__Task statement__:
From the listing below, count the lines where the string "JSON" occurs. Give the number, with no other words.

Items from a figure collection

_____

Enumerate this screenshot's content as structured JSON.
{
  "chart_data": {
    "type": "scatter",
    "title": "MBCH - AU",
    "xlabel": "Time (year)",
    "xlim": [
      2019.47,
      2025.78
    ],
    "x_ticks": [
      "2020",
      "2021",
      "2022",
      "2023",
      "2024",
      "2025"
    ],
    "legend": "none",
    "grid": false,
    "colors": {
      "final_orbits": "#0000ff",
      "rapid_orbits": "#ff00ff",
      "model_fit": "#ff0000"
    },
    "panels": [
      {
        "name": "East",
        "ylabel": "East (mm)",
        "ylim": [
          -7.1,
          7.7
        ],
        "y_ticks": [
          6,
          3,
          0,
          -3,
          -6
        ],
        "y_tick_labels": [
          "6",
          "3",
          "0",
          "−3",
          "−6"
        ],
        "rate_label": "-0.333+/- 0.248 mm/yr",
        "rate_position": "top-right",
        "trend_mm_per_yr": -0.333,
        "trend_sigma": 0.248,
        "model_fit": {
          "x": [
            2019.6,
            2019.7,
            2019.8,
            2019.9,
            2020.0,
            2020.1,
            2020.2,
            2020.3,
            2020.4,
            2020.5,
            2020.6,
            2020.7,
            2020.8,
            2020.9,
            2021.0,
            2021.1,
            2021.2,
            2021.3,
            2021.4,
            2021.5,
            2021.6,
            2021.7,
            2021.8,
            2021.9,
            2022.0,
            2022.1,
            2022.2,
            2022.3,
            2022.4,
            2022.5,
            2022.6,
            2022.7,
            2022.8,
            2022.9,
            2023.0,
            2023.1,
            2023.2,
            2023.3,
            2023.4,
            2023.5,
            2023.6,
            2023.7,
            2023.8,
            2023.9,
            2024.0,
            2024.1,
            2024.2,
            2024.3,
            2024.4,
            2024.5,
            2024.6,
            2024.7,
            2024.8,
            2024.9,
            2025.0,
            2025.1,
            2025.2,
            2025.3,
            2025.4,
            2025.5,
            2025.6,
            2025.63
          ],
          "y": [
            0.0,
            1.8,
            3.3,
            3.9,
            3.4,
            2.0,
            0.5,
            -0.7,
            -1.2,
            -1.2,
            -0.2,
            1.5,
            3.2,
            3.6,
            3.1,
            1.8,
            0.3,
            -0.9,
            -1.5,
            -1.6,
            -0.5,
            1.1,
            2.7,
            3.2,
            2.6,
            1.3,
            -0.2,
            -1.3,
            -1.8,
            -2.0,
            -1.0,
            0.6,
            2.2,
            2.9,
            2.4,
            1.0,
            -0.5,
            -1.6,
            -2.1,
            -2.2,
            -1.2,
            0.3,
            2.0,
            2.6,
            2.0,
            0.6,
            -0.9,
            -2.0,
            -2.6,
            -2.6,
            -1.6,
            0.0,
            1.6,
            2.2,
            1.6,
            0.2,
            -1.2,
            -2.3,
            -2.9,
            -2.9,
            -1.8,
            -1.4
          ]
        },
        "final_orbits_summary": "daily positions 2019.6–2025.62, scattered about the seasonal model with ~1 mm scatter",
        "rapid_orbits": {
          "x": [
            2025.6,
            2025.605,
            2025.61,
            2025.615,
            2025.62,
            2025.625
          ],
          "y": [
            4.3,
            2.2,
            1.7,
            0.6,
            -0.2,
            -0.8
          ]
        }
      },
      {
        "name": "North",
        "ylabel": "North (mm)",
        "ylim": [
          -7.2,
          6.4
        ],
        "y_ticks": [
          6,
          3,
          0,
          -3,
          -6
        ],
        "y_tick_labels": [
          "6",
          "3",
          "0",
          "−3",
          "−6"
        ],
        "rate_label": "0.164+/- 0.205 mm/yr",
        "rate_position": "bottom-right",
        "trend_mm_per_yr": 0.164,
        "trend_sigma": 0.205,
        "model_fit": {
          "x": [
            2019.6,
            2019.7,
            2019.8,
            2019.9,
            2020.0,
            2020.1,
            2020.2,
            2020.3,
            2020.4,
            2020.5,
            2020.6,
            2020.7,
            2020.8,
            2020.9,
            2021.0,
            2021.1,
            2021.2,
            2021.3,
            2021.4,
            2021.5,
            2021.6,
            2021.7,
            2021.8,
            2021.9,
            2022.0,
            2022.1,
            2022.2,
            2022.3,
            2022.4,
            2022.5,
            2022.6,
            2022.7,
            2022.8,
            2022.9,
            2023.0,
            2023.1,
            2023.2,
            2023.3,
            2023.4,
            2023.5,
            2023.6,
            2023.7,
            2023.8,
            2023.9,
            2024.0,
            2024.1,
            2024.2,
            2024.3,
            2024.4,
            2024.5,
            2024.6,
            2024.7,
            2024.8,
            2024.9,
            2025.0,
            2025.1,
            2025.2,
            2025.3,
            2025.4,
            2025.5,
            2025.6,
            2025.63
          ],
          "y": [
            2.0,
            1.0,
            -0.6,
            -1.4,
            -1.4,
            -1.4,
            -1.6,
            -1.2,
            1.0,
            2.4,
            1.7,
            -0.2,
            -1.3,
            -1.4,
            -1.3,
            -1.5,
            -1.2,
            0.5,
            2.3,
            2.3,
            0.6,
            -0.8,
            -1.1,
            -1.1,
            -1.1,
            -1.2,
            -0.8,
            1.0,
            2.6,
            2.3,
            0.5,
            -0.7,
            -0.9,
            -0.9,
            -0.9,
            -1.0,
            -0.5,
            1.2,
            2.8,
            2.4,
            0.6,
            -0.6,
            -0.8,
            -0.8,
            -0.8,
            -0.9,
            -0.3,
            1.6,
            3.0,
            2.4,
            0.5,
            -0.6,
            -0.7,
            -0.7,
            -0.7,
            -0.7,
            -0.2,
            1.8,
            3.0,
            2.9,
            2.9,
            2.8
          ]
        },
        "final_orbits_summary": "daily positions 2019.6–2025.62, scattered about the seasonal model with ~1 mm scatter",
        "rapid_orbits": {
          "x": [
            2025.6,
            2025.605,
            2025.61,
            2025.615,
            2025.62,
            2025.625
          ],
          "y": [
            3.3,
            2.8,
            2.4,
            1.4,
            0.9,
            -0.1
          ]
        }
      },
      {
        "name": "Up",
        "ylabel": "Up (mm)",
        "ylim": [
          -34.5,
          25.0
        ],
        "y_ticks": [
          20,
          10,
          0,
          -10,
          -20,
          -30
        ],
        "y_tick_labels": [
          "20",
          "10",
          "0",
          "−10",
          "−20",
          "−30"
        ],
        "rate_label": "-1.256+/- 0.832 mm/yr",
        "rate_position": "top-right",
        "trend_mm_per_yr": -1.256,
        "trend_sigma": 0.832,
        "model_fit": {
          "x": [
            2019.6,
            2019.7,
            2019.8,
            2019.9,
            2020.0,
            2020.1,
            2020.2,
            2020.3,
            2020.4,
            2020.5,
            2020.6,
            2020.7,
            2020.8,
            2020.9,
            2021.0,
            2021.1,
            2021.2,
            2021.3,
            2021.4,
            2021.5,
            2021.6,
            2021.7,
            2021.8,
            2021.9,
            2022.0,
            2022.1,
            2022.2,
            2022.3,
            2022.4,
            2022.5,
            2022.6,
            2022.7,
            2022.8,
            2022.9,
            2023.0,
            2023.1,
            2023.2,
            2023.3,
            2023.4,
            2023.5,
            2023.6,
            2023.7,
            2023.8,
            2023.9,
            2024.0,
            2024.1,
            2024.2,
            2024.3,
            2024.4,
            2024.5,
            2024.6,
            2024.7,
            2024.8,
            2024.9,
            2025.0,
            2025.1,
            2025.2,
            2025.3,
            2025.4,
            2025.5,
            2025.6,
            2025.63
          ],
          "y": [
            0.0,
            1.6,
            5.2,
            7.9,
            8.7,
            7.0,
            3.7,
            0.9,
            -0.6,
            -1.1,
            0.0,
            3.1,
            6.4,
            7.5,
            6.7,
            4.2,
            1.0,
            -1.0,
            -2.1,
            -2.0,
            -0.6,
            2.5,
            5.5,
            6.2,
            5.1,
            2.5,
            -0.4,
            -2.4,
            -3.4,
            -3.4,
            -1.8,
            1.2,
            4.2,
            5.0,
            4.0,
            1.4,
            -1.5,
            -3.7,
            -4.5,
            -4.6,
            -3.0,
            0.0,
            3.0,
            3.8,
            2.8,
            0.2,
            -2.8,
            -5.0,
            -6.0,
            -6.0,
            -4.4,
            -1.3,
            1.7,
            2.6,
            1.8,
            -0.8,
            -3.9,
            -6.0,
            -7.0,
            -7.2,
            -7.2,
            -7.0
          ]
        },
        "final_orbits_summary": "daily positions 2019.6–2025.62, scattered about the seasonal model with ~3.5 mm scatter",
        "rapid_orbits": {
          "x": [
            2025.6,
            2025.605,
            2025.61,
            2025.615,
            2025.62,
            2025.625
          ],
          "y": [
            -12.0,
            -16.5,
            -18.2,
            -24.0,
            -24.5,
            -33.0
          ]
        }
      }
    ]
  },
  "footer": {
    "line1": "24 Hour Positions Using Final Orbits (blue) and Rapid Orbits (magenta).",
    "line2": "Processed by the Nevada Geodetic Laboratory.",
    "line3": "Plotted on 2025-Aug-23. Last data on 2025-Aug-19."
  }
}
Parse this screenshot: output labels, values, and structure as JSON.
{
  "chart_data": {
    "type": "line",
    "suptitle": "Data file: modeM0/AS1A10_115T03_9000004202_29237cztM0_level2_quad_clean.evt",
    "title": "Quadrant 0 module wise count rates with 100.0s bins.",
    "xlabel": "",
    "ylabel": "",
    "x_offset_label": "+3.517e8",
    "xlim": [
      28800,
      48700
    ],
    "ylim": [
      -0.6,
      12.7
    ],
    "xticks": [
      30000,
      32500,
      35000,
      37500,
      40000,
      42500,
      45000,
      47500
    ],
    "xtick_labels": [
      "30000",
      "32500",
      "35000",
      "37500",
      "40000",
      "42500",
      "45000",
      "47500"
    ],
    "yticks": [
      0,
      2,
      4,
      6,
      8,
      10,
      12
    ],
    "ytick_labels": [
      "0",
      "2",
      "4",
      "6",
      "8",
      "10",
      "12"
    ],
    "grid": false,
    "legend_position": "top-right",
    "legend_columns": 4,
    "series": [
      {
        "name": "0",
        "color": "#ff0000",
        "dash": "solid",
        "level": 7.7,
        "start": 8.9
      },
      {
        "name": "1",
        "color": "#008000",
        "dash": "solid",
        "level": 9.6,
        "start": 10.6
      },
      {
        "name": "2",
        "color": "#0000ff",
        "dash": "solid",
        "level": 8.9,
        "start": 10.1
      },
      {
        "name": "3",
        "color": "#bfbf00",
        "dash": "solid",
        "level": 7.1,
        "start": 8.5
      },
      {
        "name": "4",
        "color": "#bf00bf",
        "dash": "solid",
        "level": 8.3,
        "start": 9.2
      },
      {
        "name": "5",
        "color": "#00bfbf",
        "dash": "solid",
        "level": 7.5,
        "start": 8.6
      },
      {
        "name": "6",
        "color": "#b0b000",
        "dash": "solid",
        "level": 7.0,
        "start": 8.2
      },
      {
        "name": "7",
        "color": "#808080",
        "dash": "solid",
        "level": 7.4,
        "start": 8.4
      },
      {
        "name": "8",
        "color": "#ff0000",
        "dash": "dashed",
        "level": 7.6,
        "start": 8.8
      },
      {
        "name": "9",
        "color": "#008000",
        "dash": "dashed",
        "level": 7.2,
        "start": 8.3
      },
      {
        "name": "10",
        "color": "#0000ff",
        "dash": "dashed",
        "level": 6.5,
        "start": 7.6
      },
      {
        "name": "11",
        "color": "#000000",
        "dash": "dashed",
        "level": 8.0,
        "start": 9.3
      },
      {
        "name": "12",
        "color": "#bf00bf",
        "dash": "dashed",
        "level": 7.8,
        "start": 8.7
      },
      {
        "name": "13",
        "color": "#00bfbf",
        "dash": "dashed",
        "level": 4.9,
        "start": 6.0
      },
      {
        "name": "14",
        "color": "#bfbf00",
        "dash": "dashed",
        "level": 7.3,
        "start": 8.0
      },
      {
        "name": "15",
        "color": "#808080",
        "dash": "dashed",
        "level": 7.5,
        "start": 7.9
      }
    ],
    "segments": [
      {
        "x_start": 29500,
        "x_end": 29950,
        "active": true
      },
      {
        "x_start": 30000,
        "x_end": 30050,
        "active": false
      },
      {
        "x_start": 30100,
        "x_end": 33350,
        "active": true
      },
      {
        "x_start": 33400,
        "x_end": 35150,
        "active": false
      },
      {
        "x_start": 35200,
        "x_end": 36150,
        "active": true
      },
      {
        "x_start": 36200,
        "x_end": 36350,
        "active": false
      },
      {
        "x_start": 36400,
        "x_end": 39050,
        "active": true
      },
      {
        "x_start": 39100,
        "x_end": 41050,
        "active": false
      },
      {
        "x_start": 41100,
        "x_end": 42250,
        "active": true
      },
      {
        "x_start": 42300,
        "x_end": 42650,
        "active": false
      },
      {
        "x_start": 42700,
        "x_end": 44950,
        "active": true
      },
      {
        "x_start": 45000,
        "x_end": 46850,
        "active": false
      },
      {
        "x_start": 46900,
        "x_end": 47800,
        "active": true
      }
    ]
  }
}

_____

__Written reply__:
2